WRITTEN PROBLEM: From the entries below, extract every line that includes the word "immediatamente".

THE DATA:
+++
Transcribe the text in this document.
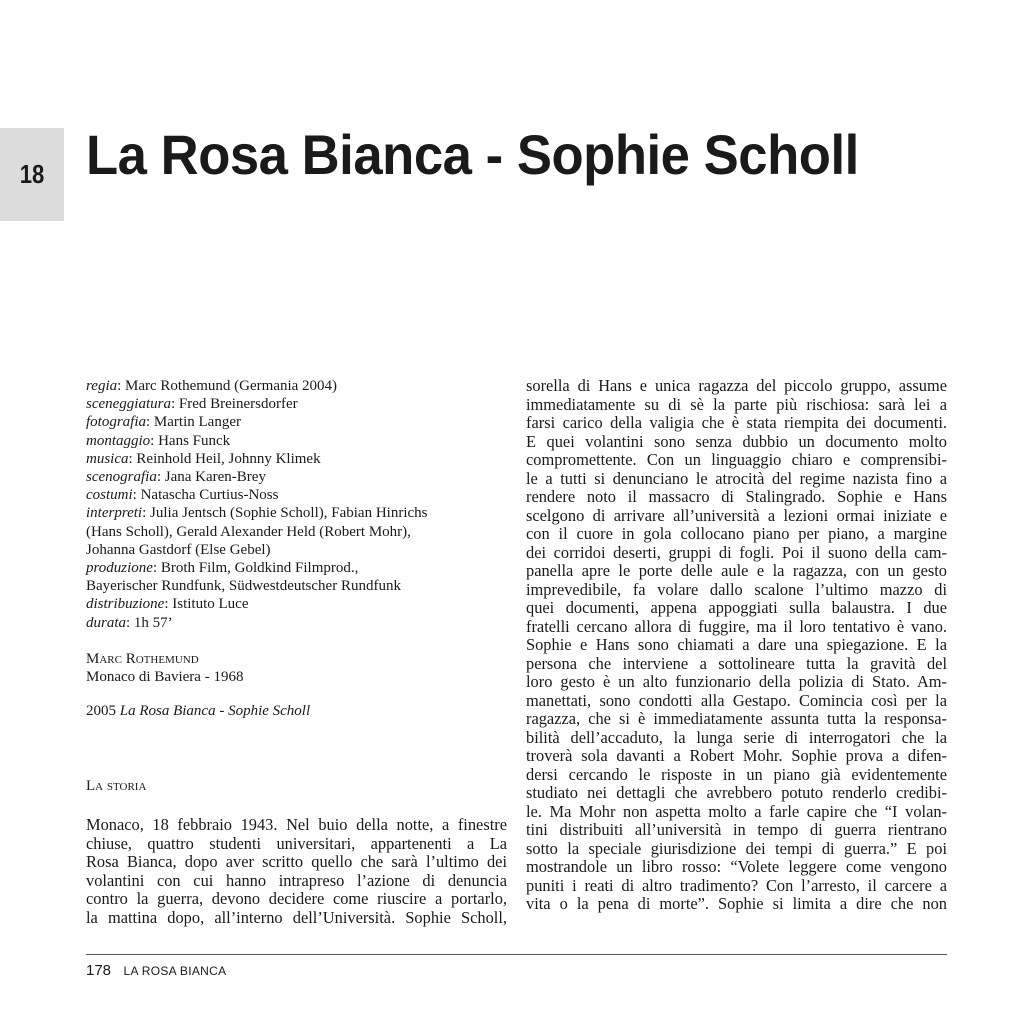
18 La Rosa Bianca - Sophie Scholl
regia: Marc Rothemund (Germania 2004)
sceneggiatura: Fred Breinersdorfer
fotografia: Martin Langer
montaggio: Hans Funck
musica: Reinhold Heil, Johnny Klimek
scenografia: Jana Karen-Brey
costumi: Natascha Curtius-Noss
interpreti: Julia Jentsch (Sophie Scholl), Fabian Hinrichs
(Hans Scholl), Gerald Alexander Held (Robert Mohr),
Johanna Gastdorf (Else Gebel)
produzione: Broth Film, Goldkind Filmprod.,
Bayerischer Rundfunk, Südwestdeutscher Rundfunk
distribuzione: Istituto Luce
durata: 1h 57’
Marc Rothemund
Monaco di Baviera - 1968
2005 La Rosa Bianca - Sophie Scholl
La storia
Monaco, 18 febbraio 1943. Nel buio della notte, a finestre
chiuse, quattro studenti universitari, appartenenti a La
Rosa Bianca, dopo aver scritto quello che sarà l’ultimo dei
volantini con cui hanno intrapreso l’azione di denuncia
contro la guerra, devono decidere come riuscire a portarlo,
la mattina dopo, all’interno dell’Università. Sophie Scholl,
sorella di Hans e unica ragazza del piccolo gruppo, assume
immediatamente su di sè la parte più rischiosa: sarà lei a
farsi carico della valigia che è stata riempita dei documenti.
E quei volantini sono senza dubbio un documento molto
compromettente. Con un linguaggio chiaro e comprensibi-
le a tutti si denunciano le atrocità del regime nazista fino a
rendere noto il massacro di Stalingrado. Sophie e Hans
scelgono di arrivare all’università a lezioni ormai iniziate e
con il cuore in gola collocano piano per piano, a margine
dei corridoi deserti, gruppi di fogli. Poi il suono della cam-
panella apre le porte delle aule e la ragazza, con un gesto
imprevedibile, fa volare dallo scalone l’ultimo mazzo di
quei documenti, appena appoggiati sulla balaustra. I due
fratelli cercano allora di fuggire, ma il loro tentativo è vano.
Sophie e Hans sono chiamati a dare una spiegazione. E la
persona che interviene a sottolineare tutta la gravità del
loro gesto è un alto funzionario della polizia di Stato. Am-
manettati, sono condotti alla Gestapo. Comincia così per la
ragazza, che si è immediatamente assunta tutta la responsa-
bilità dell’accaduto, la lunga serie di interrogatori che la
troverà sola davanti a Robert Mohr. Sophie prova a difen-
dersi cercando le risposte in un piano già evidentemente
studiato nei dettagli che avrebbero potuto renderlo credibi-
le. Ma Mohr non aspetta molto a farle capire che “I volan-
tini distribuiti all’università in tempo di guerra rientrano
sotto la speciale giurisdizione dei tempi di guerra.” E poi
mostrandole un libro rosso: “Volete leggere come vengono
puniti i reati di altro tradimento? Con l’arresto, il carcere a
vita o la pena di morte”. Sophie si limita a dire che non
178 LA ROSA BIANCA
+++
EXERCISE RESPONSE:
immediatamente su di sè la parte più rischiosa: sarà lei a
ragazza, che si è immediatamente assunta tutta la responsa-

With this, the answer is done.